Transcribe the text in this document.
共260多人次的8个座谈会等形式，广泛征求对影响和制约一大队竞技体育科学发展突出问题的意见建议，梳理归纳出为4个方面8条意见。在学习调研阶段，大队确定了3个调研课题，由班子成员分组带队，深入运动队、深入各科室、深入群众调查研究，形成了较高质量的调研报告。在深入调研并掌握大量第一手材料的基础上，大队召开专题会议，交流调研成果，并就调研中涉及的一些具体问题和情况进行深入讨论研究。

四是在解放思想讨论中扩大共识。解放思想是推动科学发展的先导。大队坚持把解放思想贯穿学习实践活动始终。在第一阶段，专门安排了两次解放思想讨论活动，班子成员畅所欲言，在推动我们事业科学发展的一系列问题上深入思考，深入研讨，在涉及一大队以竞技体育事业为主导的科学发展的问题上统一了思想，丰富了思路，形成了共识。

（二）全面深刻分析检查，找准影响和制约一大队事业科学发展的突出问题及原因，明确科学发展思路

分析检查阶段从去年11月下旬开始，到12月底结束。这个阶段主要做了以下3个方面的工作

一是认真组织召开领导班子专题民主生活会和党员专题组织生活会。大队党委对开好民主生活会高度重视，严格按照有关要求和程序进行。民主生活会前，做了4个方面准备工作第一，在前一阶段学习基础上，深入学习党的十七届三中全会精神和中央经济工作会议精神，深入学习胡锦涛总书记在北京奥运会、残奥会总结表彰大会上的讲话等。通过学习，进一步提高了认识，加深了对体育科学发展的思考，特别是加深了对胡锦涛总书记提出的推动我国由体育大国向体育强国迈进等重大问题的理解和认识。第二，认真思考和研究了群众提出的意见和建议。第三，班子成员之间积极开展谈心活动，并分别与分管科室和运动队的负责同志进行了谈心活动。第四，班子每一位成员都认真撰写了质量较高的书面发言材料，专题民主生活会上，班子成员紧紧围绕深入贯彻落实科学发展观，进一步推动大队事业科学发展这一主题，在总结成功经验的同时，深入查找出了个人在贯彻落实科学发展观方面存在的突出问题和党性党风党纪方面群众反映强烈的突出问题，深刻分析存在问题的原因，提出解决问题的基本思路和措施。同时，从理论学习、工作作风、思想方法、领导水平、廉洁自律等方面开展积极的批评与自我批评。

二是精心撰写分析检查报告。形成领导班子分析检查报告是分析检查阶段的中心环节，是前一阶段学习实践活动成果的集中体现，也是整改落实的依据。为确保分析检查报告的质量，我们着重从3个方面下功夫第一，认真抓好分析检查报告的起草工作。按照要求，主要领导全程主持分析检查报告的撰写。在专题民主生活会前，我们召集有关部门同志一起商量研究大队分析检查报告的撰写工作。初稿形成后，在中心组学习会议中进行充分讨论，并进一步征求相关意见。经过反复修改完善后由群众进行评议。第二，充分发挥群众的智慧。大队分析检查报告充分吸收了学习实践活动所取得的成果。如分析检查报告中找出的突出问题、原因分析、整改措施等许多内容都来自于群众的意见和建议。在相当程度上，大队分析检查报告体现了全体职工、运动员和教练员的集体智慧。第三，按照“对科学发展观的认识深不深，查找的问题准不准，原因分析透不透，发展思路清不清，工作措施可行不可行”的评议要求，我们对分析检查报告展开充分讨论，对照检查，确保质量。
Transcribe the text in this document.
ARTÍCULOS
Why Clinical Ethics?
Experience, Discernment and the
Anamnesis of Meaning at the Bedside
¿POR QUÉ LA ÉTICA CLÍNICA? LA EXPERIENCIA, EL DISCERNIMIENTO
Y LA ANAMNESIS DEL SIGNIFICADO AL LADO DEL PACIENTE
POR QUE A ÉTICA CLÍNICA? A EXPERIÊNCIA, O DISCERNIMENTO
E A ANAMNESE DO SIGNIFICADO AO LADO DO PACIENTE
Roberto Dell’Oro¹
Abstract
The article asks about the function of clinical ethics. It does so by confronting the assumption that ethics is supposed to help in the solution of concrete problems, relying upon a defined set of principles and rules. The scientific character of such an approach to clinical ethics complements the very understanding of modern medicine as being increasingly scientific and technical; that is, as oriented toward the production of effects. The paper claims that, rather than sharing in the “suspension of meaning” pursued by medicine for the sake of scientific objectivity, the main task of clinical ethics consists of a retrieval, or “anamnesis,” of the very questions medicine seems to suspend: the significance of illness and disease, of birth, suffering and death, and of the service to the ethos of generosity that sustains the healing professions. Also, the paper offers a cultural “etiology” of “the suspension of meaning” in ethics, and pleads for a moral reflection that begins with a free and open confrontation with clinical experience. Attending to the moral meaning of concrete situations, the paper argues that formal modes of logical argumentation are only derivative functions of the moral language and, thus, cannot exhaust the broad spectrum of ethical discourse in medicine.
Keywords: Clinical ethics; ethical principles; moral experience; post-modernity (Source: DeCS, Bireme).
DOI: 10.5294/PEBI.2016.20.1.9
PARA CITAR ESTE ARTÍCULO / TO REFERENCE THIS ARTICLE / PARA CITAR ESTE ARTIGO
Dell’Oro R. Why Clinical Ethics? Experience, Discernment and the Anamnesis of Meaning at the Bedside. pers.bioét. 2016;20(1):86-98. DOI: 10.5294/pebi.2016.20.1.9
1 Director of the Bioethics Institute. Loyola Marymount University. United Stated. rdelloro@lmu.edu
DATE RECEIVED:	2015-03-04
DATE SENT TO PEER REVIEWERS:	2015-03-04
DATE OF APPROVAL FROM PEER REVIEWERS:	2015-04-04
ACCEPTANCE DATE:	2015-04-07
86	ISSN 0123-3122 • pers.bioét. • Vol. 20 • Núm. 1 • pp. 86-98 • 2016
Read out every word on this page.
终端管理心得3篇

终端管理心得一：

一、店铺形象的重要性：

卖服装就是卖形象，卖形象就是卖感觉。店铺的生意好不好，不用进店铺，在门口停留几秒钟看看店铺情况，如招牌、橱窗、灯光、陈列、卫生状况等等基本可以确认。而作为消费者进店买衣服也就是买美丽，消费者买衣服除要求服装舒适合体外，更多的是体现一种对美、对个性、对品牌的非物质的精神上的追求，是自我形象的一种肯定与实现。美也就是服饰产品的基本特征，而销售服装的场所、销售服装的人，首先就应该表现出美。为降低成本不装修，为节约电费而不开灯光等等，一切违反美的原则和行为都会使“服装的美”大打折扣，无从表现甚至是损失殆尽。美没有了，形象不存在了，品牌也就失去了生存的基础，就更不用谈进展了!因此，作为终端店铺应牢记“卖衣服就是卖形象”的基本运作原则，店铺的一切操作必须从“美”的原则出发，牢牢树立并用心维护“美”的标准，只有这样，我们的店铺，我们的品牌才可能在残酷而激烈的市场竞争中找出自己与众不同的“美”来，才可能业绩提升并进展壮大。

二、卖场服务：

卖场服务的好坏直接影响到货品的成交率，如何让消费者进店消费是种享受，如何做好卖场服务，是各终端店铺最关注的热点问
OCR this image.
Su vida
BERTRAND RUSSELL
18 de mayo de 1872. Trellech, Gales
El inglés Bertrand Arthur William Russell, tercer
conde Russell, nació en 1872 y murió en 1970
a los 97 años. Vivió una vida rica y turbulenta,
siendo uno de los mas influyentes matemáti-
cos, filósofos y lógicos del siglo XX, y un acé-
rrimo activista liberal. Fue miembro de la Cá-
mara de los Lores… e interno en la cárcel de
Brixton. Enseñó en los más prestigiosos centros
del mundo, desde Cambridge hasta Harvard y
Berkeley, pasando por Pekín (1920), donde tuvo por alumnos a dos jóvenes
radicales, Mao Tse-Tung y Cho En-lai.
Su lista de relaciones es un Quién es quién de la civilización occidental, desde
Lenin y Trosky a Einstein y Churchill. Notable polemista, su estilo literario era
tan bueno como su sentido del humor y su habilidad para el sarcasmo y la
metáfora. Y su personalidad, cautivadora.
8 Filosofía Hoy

Prompt: Filter the listing for the word "REVIEWERS" and copy every line that holds it.

Answer to the problem:
DATE SENT TO PEER REVIEWERS:	2015-03-04
DATE OF APPROVAL FROM PEER REVIEWERS:	2015-04-04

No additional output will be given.